Dataset items:

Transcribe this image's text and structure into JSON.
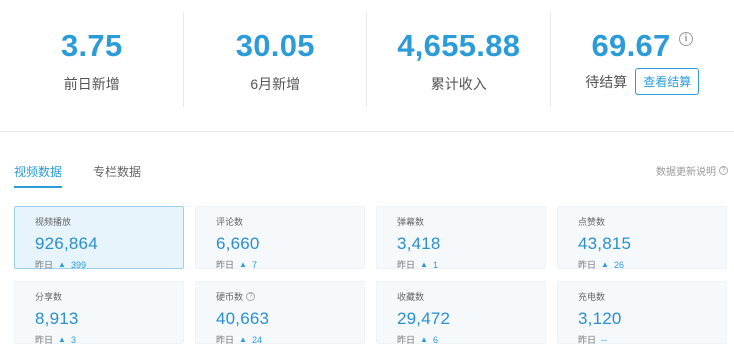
{
  "stats": [
    {
      "value": "3.75",
      "label": "前日新增"
    },
    {
      "value": "30.05",
      "label": "6月新增"
    },
    {
      "value": "4,655.88",
      "label": "累计收入"
    }
  ],
  "pending": {
    "value": "69.67",
    "label": "待结算",
    "button": "查看结算",
    "info_icon": "info-icon"
  },
  "tabs": [
    {
      "label": "视频数据",
      "active": true
    },
    {
      "label": "专栏数据",
      "active": false
    }
  ],
  "update_note": "数据更新说明",
  "yesterday_label": "昨日",
  "metrics": [
    {
      "title": "视频播放",
      "value": "926,864",
      "delta": "399"
    },
    {
      "title": "评论数",
      "value": "6,660",
      "delta": "7"
    },
    {
      "title": "弹幕数",
      "value": "3,418",
      "delta": "1"
    },
    {
      "title": "点赞数",
      "value": "43,815",
      "delta": "26"
    },
    {
      "title": "分享数",
      "value": "8,913",
      "delta": "3"
    },
    {
      "title": "硬币数",
      "value": "40,663",
      "delta": "24"
    },
    {
      "title": "收藏数",
      "value": "29,472",
      "delta": "6"
    },
    {
      "title": "充电数",
      "value": "3,120",
      "delta": "--"
    }
  ],
  "colors": {
    "accent": "#2b9cd8",
    "card_bg": "#f5f9fc",
    "active_border": "#9bd0ec"
  }
}
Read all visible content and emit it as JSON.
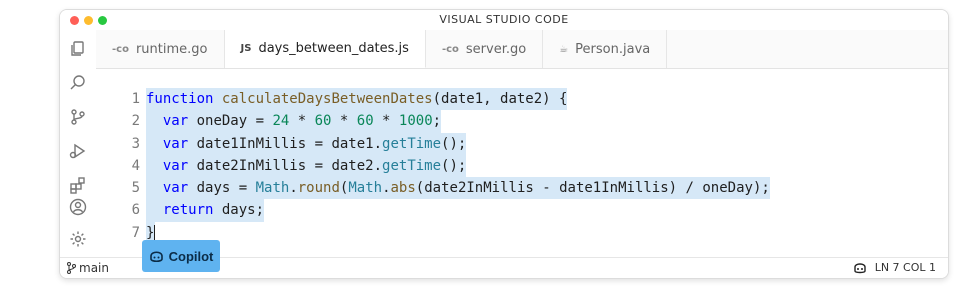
{
  "window": {
    "title": "VISUAL STUDIO CODE",
    "traffic_lights": [
      "#ff5f57",
      "#febc2e",
      "#28c840"
    ]
  },
  "tabs": [
    {
      "icon": "go-icon",
      "glyph": "-co",
      "label": "runtime.go",
      "active": false
    },
    {
      "icon": "js-icon",
      "glyph": "JS",
      "label": "days_between_dates.js",
      "active": true
    },
    {
      "icon": "go-icon",
      "glyph": "-co",
      "label": "server.go",
      "active": false
    },
    {
      "icon": "java-icon",
      "glyph": "☕",
      "label": "Person.java",
      "active": false
    }
  ],
  "activity_bar": [
    "files-icon",
    "search-icon",
    "source-control-icon",
    "run-debug-icon",
    "extensions-icon",
    "account-icon",
    "settings-gear-icon"
  ],
  "editor": {
    "line_numbers": [
      "1",
      "2",
      "3",
      "4",
      "5",
      "6",
      "7"
    ],
    "lines": [
      [
        {
          "t": "function",
          "c": "kw"
        },
        {
          "t": " ",
          "c": "plain"
        },
        {
          "t": "calculateDaysBetweenDates",
          "c": "fn"
        },
        {
          "t": "(date1, date2) {",
          "c": "plain"
        }
      ],
      [
        {
          "t": "  ",
          "c": "plain"
        },
        {
          "t": "var",
          "c": "kw"
        },
        {
          "t": " oneDay = ",
          "c": "plain"
        },
        {
          "t": "24",
          "c": "num"
        },
        {
          "t": " * ",
          "c": "plain"
        },
        {
          "t": "60",
          "c": "num"
        },
        {
          "t": " * ",
          "c": "plain"
        },
        {
          "t": "60",
          "c": "num"
        },
        {
          "t": " * ",
          "c": "plain"
        },
        {
          "t": "1000",
          "c": "num"
        },
        {
          "t": ";",
          "c": "plain"
        }
      ],
      [
        {
          "t": "  ",
          "c": "plain"
        },
        {
          "t": "var",
          "c": "kw"
        },
        {
          "t": " date1InMillis = date1.",
          "c": "plain"
        },
        {
          "t": "getTime",
          "c": "mth"
        },
        {
          "t": "();",
          "c": "plain"
        }
      ],
      [
        {
          "t": "  ",
          "c": "plain"
        },
        {
          "t": "var",
          "c": "kw"
        },
        {
          "t": " date2InMillis = date2.",
          "c": "plain"
        },
        {
          "t": "getTime",
          "c": "mth"
        },
        {
          "t": "();",
          "c": "plain"
        }
      ],
      [
        {
          "t": "  ",
          "c": "plain"
        },
        {
          "t": "var",
          "c": "kw"
        },
        {
          "t": " days = ",
          "c": "plain"
        },
        {
          "t": "Math",
          "c": "mth"
        },
        {
          "t": ".",
          "c": "plain"
        },
        {
          "t": "round",
          "c": "fn"
        },
        {
          "t": "(",
          "c": "plain"
        },
        {
          "t": "Math",
          "c": "mth"
        },
        {
          "t": ".",
          "c": "plain"
        },
        {
          "t": "abs",
          "c": "fn"
        },
        {
          "t": "(date2InMillis - date1InMillis) / oneDay);",
          "c": "plain"
        }
      ],
      [
        {
          "t": "  ",
          "c": "plain"
        },
        {
          "t": "return",
          "c": "kw"
        },
        {
          "t": " days;",
          "c": "plain"
        }
      ],
      [
        {
          "t": "}",
          "c": "plain"
        }
      ]
    ],
    "highlight_color": "#d6e8f7"
  },
  "status": {
    "branch": "main",
    "position": "LN 7 COL 1"
  },
  "copilot_button": {
    "label": "Copilot",
    "color": "#5fb3f0"
  }
}
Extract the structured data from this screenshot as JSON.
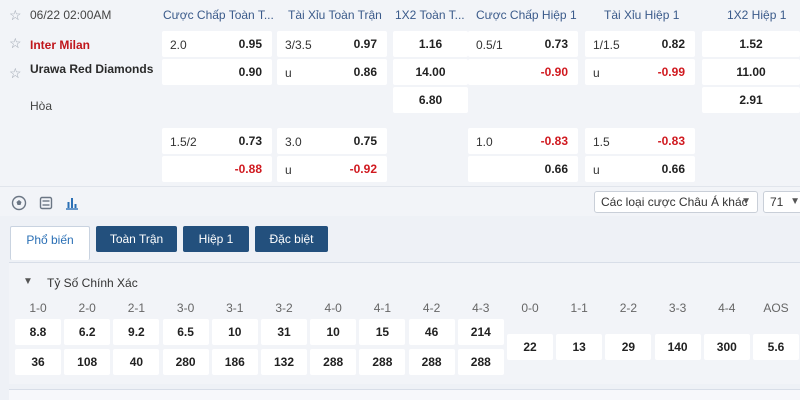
{
  "match": {
    "datetime": "06/22 02:00AM",
    "home": "Inter Milan",
    "away": "Urawa Red Diamonds",
    "draw": "Hòa"
  },
  "headers": [
    "Cược Chấp Toàn T...",
    "Tài Xỉu Toàn Trận",
    "1X2 Toàn T...",
    "Cược Chấp Hiệp 1",
    "Tài Xỉu Hiệp 1",
    "1X2 Hiệp 1"
  ],
  "rows": [
    {
      "hdp_ft": {
        "line": "2.0",
        "home": "0.95",
        "away": "0.90"
      },
      "ou_ft": {
        "line": "3/3.5",
        "over": "0.97",
        "u": "u",
        "under": "0.86"
      },
      "x12_ft": [
        "1.16",
        "14.00",
        "6.80"
      ],
      "hdp_h1": {
        "line": "0.5/1",
        "home": "0.73",
        "away": "-0.90"
      },
      "ou_h1": {
        "line": "1/1.5",
        "over": "0.82",
        "u": "u",
        "under": "-0.99"
      },
      "x12_h1": [
        "1.52",
        "11.00",
        "2.91"
      ]
    },
    {
      "hdp_ft": {
        "line": "1.5/2",
        "home": "0.73",
        "away": "-0.88"
      },
      "ou_ft": {
        "line": "3.0",
        "over": "0.75",
        "u": "u",
        "under": "-0.92"
      },
      "hdp_h1": {
        "line": "1.0",
        "home": "-0.83",
        "away": "0.66"
      },
      "ou_h1": {
        "line": "1.5",
        "over": "-0.83",
        "u": "u",
        "under": "0.66"
      }
    }
  ],
  "toolbar": {
    "select_label": "Các loại cược Châu Á khác",
    "count": "71"
  },
  "tabs": [
    "Phổ biến",
    "Toàn Trận",
    "Hiệp 1",
    "Đặc biệt"
  ],
  "panel": {
    "title": "Tỷ Số Chính Xác",
    "home_scores": [
      {
        "score": "1-0",
        "home": "8.8",
        "away": "36"
      },
      {
        "score": "2-0",
        "home": "6.2",
        "away": "108"
      },
      {
        "score": "2-1",
        "home": "9.2",
        "away": "40"
      },
      {
        "score": "3-0",
        "home": "6.5",
        "away": "280"
      },
      {
        "score": "3-1",
        "home": "10",
        "away": "186"
      },
      {
        "score": "3-2",
        "home": "31",
        "away": "132"
      },
      {
        "score": "4-0",
        "home": "10",
        "away": "288"
      },
      {
        "score": "4-1",
        "home": "15",
        "away": "288"
      },
      {
        "score": "4-2",
        "home": "46",
        "away": "288"
      },
      {
        "score": "4-3",
        "home": "214",
        "away": "288"
      }
    ],
    "draw_scores": [
      {
        "score": "0-0",
        "odds": "22"
      },
      {
        "score": "1-1",
        "odds": "13"
      },
      {
        "score": "2-2",
        "odds": "29"
      },
      {
        "score": "3-3",
        "odds": "140"
      },
      {
        "score": "4-4",
        "odds": "300"
      },
      {
        "score": "AOS",
        "odds": "5.6"
      }
    ]
  },
  "colors": {
    "accent": "#23507d",
    "negative": "#d0191f",
    "home_team": "#c0161c"
  },
  "icons": [
    "star-icon",
    "soccer-ball-icon",
    "list-icon",
    "stats-icon",
    "chevron-down-icon"
  ]
}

● **AIM OF THE EXERCISE**: Look above for every line with the word "value" and copy it.

● **ANSWER FOR THE TASK**:
      "value": "3.75",
      "value": "30.05",
      "value": "4,655.88",
    "value": "69.67",
      "value": "926,864",
      "value": "6,660",
      "value": "3,418",
      "value": "43,815",
      "value": "8,913",
      "value": "40,663",
      "value": "29,472",
      "value": "3,120",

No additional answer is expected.